Count how many lines contain "order" and reply with that number only.

Data to use:
-*-*-

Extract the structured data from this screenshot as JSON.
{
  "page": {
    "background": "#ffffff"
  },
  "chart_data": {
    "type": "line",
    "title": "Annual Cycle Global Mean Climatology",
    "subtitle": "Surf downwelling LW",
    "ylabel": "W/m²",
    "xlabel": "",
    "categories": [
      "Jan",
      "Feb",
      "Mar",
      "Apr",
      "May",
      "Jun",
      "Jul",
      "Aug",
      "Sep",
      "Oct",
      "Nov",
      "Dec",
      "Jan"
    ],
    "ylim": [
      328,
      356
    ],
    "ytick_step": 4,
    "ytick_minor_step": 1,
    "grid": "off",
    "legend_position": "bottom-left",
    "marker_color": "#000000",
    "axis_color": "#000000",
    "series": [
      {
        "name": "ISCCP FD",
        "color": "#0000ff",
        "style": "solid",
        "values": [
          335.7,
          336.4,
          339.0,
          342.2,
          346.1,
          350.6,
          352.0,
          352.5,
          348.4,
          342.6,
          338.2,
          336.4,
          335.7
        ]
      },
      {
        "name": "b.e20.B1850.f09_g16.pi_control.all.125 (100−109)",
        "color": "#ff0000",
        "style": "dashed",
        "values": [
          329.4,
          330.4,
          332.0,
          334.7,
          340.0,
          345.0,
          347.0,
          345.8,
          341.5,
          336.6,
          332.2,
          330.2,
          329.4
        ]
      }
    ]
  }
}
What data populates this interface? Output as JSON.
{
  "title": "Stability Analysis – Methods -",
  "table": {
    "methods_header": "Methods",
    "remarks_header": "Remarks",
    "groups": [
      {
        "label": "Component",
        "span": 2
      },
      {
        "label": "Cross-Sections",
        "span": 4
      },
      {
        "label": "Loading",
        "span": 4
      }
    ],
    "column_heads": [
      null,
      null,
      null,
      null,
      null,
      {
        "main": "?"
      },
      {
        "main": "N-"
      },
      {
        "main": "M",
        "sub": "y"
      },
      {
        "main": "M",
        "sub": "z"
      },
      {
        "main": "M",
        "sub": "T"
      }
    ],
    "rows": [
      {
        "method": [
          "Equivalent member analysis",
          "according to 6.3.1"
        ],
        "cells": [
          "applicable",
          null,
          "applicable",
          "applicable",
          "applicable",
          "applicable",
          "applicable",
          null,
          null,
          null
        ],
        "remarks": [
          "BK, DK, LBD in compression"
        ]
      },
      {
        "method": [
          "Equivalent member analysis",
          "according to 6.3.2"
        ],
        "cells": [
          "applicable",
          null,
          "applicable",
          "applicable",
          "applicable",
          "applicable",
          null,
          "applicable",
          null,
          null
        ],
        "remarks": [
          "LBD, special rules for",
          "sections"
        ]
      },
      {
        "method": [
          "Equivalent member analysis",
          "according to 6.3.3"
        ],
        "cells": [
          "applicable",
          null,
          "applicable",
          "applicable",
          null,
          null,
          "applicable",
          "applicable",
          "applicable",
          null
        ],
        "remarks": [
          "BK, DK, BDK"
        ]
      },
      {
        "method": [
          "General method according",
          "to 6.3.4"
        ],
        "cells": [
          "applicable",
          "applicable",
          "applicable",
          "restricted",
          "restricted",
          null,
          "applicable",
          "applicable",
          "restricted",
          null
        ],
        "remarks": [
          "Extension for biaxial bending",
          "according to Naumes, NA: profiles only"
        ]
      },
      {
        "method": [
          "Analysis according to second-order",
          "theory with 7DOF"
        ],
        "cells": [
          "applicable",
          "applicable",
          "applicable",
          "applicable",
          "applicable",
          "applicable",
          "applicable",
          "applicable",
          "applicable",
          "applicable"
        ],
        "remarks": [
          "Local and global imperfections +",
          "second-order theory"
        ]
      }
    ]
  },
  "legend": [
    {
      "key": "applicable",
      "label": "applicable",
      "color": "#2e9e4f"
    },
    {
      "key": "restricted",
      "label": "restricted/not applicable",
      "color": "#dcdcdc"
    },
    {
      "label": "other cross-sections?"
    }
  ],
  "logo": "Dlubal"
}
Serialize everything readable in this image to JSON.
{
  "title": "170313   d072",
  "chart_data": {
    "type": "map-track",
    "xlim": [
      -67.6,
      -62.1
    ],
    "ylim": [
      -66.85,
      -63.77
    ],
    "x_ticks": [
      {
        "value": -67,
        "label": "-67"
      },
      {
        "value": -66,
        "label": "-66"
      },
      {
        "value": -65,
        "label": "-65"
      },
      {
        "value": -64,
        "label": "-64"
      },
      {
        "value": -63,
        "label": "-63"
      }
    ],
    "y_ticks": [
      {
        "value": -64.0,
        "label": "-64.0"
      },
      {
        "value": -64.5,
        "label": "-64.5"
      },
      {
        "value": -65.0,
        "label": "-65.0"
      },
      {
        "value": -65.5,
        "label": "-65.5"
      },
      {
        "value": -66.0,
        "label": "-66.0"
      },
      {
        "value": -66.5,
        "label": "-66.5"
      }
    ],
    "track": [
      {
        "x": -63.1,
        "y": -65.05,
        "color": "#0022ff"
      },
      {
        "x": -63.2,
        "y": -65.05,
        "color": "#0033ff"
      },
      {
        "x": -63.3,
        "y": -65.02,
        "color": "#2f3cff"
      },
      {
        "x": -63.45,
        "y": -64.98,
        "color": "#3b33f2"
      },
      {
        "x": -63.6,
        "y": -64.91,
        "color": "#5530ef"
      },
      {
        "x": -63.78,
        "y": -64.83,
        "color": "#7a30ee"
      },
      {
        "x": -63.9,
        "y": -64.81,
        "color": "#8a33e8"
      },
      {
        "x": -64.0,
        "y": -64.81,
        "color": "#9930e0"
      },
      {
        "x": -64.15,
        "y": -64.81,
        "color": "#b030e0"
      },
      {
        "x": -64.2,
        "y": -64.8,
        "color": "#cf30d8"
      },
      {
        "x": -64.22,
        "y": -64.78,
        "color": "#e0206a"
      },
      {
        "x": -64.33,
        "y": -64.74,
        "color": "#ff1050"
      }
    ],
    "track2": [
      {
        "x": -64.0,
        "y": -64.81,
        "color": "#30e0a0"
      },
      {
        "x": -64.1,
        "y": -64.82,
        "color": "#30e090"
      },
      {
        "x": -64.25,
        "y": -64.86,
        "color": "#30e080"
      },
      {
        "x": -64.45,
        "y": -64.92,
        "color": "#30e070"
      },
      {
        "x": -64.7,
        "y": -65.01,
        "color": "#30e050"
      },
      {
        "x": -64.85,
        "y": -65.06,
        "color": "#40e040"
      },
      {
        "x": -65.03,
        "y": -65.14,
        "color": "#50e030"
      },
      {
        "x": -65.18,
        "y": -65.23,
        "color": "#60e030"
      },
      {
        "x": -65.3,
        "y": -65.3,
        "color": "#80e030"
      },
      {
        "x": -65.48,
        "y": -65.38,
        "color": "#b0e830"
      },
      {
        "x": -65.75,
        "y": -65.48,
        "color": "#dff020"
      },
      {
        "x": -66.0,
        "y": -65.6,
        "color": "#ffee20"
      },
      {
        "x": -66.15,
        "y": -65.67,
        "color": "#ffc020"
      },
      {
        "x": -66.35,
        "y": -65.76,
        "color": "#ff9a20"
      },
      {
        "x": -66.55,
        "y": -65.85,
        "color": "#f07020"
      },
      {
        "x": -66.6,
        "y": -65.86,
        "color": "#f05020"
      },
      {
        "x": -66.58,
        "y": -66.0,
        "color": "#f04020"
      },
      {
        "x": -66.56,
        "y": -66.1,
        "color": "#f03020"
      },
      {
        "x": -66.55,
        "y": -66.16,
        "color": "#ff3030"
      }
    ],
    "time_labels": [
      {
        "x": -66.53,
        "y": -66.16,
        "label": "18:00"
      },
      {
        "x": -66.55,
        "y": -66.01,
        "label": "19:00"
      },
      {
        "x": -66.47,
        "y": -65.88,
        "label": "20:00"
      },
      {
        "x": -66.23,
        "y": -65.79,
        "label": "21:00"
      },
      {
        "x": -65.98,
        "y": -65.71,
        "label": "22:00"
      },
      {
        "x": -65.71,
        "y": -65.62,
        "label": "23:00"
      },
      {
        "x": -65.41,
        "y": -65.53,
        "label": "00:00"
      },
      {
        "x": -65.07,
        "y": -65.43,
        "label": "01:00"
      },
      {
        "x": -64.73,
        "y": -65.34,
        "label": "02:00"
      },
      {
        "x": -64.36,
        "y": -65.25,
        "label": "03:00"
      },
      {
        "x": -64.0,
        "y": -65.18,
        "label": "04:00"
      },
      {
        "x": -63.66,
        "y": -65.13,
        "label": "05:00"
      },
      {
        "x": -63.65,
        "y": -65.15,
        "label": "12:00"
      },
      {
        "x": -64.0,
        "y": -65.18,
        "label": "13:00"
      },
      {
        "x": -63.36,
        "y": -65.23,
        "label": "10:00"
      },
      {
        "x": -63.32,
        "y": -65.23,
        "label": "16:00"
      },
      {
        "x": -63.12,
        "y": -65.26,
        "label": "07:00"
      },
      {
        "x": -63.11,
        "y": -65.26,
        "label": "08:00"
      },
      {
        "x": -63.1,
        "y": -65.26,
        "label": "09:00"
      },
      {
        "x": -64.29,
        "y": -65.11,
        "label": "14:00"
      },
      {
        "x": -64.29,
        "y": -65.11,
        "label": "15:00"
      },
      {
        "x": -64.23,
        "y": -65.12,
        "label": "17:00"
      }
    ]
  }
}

-*-*-

Task result:
2